DESCRIPTION OF THE TASK:
Exclude the pictures and retype the entries as written.

[Stored dataset items]
-------

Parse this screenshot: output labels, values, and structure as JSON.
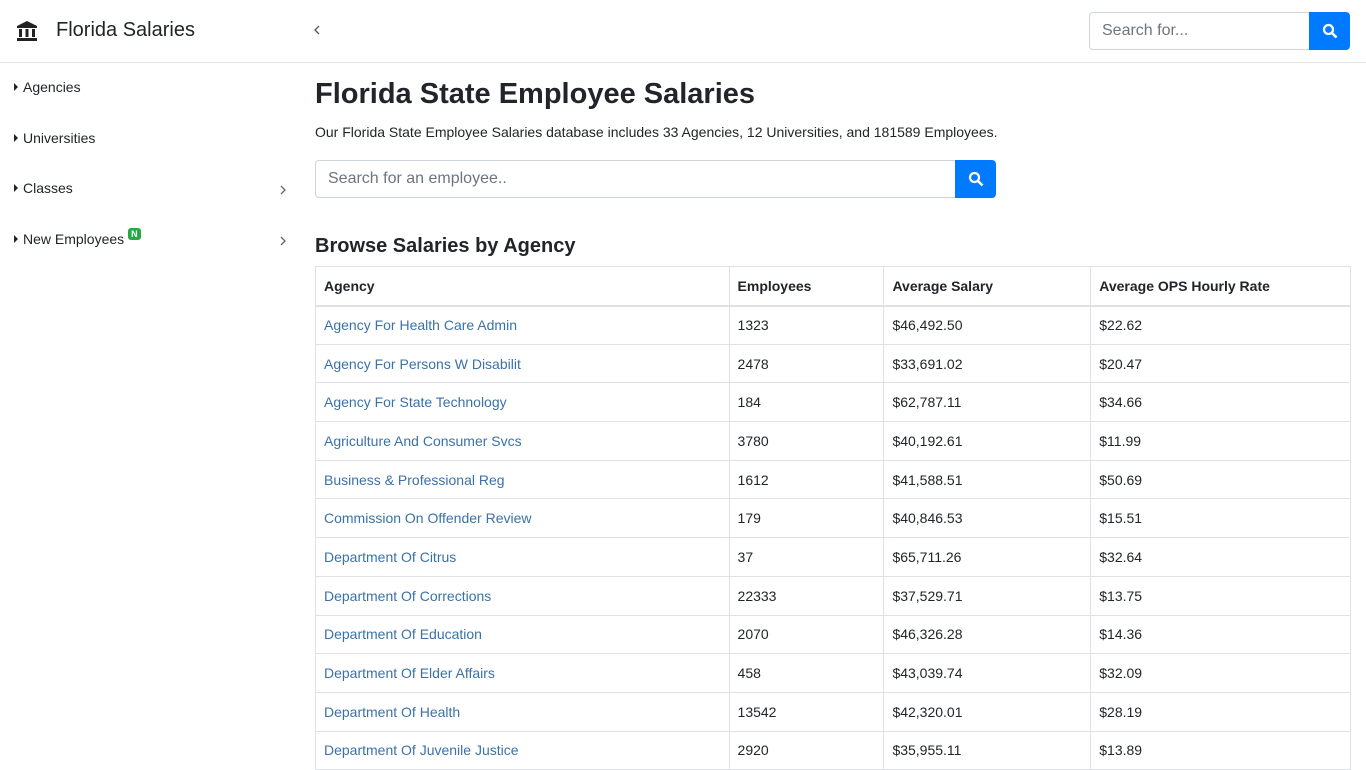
{
  "header": {
    "brand": "Florida Salaries",
    "search_placeholder": "Search for..."
  },
  "sidebar": {
    "items": [
      {
        "label": "Agencies"
      },
      {
        "label": "Universities"
      },
      {
        "label": "Classes"
      },
      {
        "label": "New Employees",
        "badge": "N"
      }
    ]
  },
  "main": {
    "title": "Florida State Employee Salaries",
    "description": "Our Florida State Employee Salaries database includes 33 Agencies, 12 Universities, and 181589 Employees.",
    "search_placeholder": "Search for an employee..",
    "section_title": "Browse Salaries by Agency",
    "table": {
      "columns": [
        "Agency",
        "Employees",
        "Average Salary",
        "Average OPS Hourly Rate"
      ],
      "rows": [
        [
          "Agency For Health Care Admin",
          "1323",
          "$46,492.50",
          "$22.62"
        ],
        [
          "Agency For Persons W Disabilit",
          "2478",
          "$33,691.02",
          "$20.47"
        ],
        [
          "Agency For State Technology",
          "184",
          "$62,787.11",
          "$34.66"
        ],
        [
          "Agriculture And Consumer Svcs",
          "3780",
          "$40,192.61",
          "$11.99"
        ],
        [
          "Business & Professional Reg",
          "1612",
          "$41,588.51",
          "$50.69"
        ],
        [
          "Commission On Offender Review",
          "179",
          "$40,846.53",
          "$15.51"
        ],
        [
          "Department Of Citrus",
          "37",
          "$65,711.26",
          "$32.64"
        ],
        [
          "Department Of Corrections",
          "22333",
          "$37,529.71",
          "$13.75"
        ],
        [
          "Department Of Education",
          "2070",
          "$46,326.28",
          "$14.36"
        ],
        [
          "Department Of Elder Affairs",
          "458",
          "$43,039.74",
          "$32.09"
        ],
        [
          "Department Of Health",
          "13542",
          "$42,320.01",
          "$28.19"
        ],
        [
          "Department Of Juvenile Justice",
          "2920",
          "$35,955.11",
          "$13.89"
        ]
      ]
    }
  }
}
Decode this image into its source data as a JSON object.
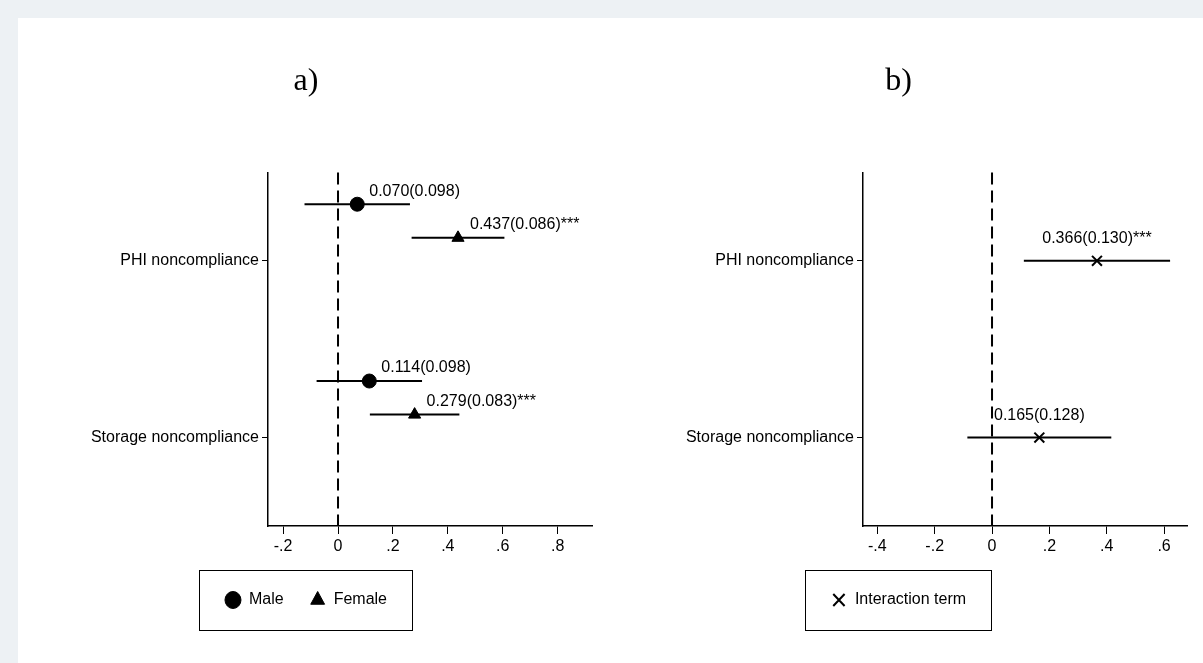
{
  "chart_data": [
    {
      "type": "scatter",
      "title": "a)",
      "orientation": "horizontal",
      "categories": [
        "PHI noncompliance",
        "Storage noncompliance"
      ],
      "series": [
        {
          "name": "Male",
          "color": "#000000",
          "marker": "circle",
          "values": [
            0.07,
            0.114
          ],
          "errors": [
            0.192,
            0.192
          ],
          "value_labels": [
            "0.070(0.098)",
            "0.114(0.098)"
          ]
        },
        {
          "name": "Female",
          "color": "#000000",
          "marker": "triangle",
          "values": [
            0.437,
            0.279
          ],
          "errors": [
            0.169,
            0.163
          ],
          "value_labels": [
            "0.437(0.086)***",
            "0.279(0.083)***"
          ]
        }
      ],
      "xlim": [
        -0.255,
        0.925
      ],
      "xticks": [
        {
          "value": -0.2,
          "label": "-.2"
        },
        0,
        {
          "value": 0.2,
          "label": ".2"
        },
        {
          "value": 0.4,
          "label": ".4"
        },
        {
          "value": 0.6,
          "label": ".6"
        },
        {
          "value": 0.8,
          "label": ".8"
        }
      ],
      "ref_lines": [
        {
          "axis": "x",
          "value": 0,
          "color": "#000000",
          "line_style": "dashed"
        }
      ],
      "legend": "bottom"
    },
    {
      "type": "scatter",
      "title": "b)",
      "orientation": "horizontal",
      "categories": [
        "PHI noncompliance",
        "Storage noncompliance"
      ],
      "series": [
        {
          "name": "Interaction term",
          "color": "#000000",
          "marker": "cross",
          "values": [
            0.366,
            0.165
          ],
          "errors": [
            0.255,
            0.251
          ],
          "value_labels": [
            "0.366(0.130)***",
            "0.165(0.128)"
          ]
        }
      ],
      "xlim": [
        -0.45,
        0.68
      ],
      "xticks": [
        {
          "value": -0.4,
          "label": "-.4"
        },
        {
          "value": -0.2,
          "label": "-.2"
        },
        0,
        {
          "value": 0.2,
          "label": ".2"
        },
        {
          "value": 0.4,
          "label": ".4"
        },
        {
          "value": 0.6,
          "label": ".6"
        }
      ],
      "ref_lines": [
        {
          "axis": "x",
          "value": 0,
          "color": "#000000",
          "line_style": "dashed"
        }
      ],
      "legend": "bottom"
    }
  ]
}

-------

FINISHED TASK:
Parse this screenshot: output labels, values, and structure as JSON.
{
  "header": {
    "brand": "Florida Salaries",
    "search_placeholder": "Search for..."
  },
  "sidebar": {
    "items": [
      {
        "label": "Agencies"
      },
      {
        "label": "Universities"
      },
      {
        "label": "Classes"
      },
      {
        "label": "New Employees",
        "badge": "N"
      }
    ]
  },
  "main": {
    "title": "Florida State Employee Salaries",
    "description": "Our Florida State Employee Salaries database includes 33 Agencies, 12 Universities, and 181589 Employees.",
    "search_placeholder": "Search for an employee..",
    "section_title": "Browse Salaries by Agency",
    "table": {
      "columns": [
        "Agency",
        "Employees",
        "Average Salary",
        "Average OPS Hourly Rate"
      ],
      "rows": [
        [
          "Agency For Health Care Admin",
          "1323",
          "$46,492.50",
          "$22.62"
        ],
        [
          "Agency For Persons W Disabilit",
          "2478",
          "$33,691.02",
          "$20.47"
        ],
        [
          "Agency For State Technology",
          "184",
          "$62,787.11",
          "$34.66"
        ],
        [
          "Agriculture And Consumer Svcs",
          "3780",
          "$40,192.61",
          "$11.99"
        ],
        [
          "Business & Professional Reg",
          "1612",
          "$41,588.51",
          "$50.69"
        ],
        [
          "Commission On Offender Review",
          "179",
          "$40,846.53",
          "$15.51"
        ],
        [
          "Department Of Citrus",
          "37",
          "$65,711.26",
          "$32.64"
        ],
        [
          "Department Of Corrections",
          "22333",
          "$37,529.71",
          "$13.75"
        ],
        [
          "Department Of Education",
          "2070",
          "$46,326.28",
          "$14.36"
        ],
        [
          "Department Of Elder Affairs",
          "458",
          "$43,039.74",
          "$32.09"
        ],
        [
          "Department Of Health",
          "13542",
          "$42,320.01",
          "$28.19"
        ],
        [
          "Department Of Juvenile Justice",
          "2920",
          "$35,955.11",
          "$13.89"
        ]
      ]
    }
  }
}
Decode this image into its source data as a JSON object.
{
  "chart_data": [
    {
      "type": "scatter",
      "title": "a)",
      "orientation": "horizontal",
      "categories": [
        "PHI noncompliance",
        "Storage noncompliance"
      ],
      "series": [
        {
          "name": "Male",
          "color": "#000000",
          "marker": "circle",
          "values": [
            0.07,
            0.114
          ],
          "errors": [
            0.192,
            0.192
          ],
          "value_labels": [
            "0.070(0.098)",
            "0.114(0.098)"
          ]
        },
        {
          "name": "Female",
          "color": "#000000",
          "marker": "triangle",
          "values": [
            0.437,
            0.279
          ],
          "errors": [
            0.169,
            0.163
          ],
          "value_labels": [
            "0.437(0.086)***",
            "0.279(0.083)***"
          ]
        }
      ],
      "xlim": [
        -0.255,
        0.925
      ],
      "xticks": [
        {
          "value": -0.2,
          "label": "-.2"
        },
        0,
        {
          "value": 0.2,
          "label": ".2"
        },
        {
          "value": 0.4,
          "label": ".4"
        },
        {
          "value": 0.6,
          "label": ".6"
        },
        {
          "value": 0.8,
          "label": ".8"
        }
      ],
      "ref_lines": [
        {
          "axis": "x",
          "value": 0,
          "color": "#000000",
          "line_style": "dashed"
        }
      ],
      "legend": "bottom"
    },
    {
      "type": "scatter",
      "title": "b)",
      "orientation": "horizontal",
      "categories": [
        "PHI noncompliance",
        "Storage noncompliance"
      ],
      "series": [
        {
          "name": "Interaction term",
          "color": "#000000",
          "marker": "cross",
          "values": [
            0.366,
            0.165
          ],
          "errors": [
            0.255,
            0.251
          ],
          "value_labels": [
            "0.366(0.130)***",
            "0.165(0.128)"
          ]
        }
      ],
      "xlim": [
        -0.45,
        0.68
      ],
      "xticks": [
        {
          "value": -0.4,
          "label": "-.4"
        },
        {
          "value": -0.2,
          "label": "-.2"
        },
        0,
        {
          "value": 0.2,
          "label": ".2"
        },
        {
          "value": 0.4,
          "label": ".4"
        },
        {
          "value": 0.6,
          "label": ".6"
        }
      ],
      "ref_lines": [
        {
          "axis": "x",
          "value": 0,
          "color": "#000000",
          "line_style": "dashed"
        }
      ],
      "legend": "bottom"
    }
  ]
}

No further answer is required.